## Work required
Go through the records and extract every line with the word "text".

## Dataset
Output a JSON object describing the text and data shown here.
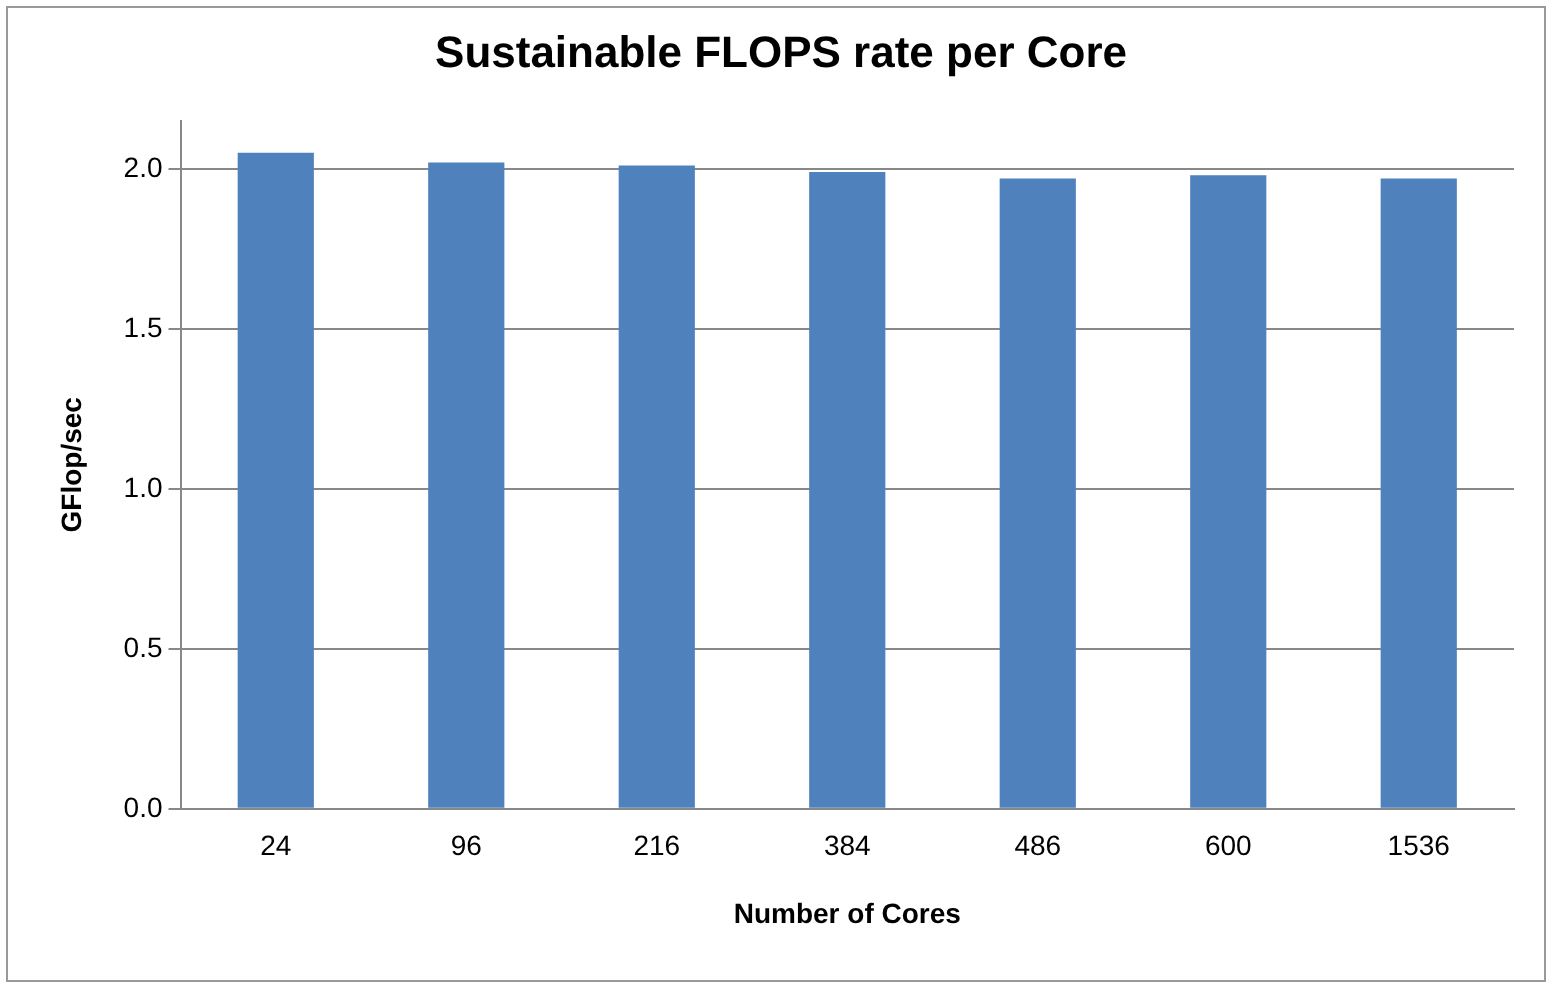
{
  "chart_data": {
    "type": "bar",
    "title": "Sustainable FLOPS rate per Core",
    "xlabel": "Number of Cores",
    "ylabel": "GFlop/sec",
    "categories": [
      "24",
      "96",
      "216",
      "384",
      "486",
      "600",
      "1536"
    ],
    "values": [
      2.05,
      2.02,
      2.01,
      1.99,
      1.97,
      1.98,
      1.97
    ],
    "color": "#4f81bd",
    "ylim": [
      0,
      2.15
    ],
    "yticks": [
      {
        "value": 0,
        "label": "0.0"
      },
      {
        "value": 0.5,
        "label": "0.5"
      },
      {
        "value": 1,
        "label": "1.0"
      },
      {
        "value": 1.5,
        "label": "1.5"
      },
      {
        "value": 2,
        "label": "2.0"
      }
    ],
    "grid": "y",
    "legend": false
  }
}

==

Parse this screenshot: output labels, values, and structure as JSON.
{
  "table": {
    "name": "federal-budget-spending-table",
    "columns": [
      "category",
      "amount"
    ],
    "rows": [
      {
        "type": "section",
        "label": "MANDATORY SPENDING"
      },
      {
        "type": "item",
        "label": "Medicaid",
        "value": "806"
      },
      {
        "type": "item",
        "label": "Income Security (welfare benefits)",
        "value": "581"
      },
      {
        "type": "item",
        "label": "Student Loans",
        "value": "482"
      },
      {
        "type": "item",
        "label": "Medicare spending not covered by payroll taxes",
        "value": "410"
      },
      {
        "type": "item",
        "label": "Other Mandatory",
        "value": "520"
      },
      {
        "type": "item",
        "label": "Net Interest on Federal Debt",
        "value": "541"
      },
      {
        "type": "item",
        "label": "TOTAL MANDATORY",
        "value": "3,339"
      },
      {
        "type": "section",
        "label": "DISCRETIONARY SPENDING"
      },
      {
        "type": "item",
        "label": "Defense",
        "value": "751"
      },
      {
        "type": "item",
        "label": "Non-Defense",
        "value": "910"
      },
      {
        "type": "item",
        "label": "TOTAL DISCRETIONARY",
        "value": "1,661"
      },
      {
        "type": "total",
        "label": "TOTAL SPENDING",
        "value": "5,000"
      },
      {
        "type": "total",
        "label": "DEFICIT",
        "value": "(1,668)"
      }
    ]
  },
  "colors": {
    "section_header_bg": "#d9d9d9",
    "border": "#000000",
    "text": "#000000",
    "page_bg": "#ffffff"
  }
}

## Reply
Output a JSON object describing the text and data shown here.
    "text": "#000000",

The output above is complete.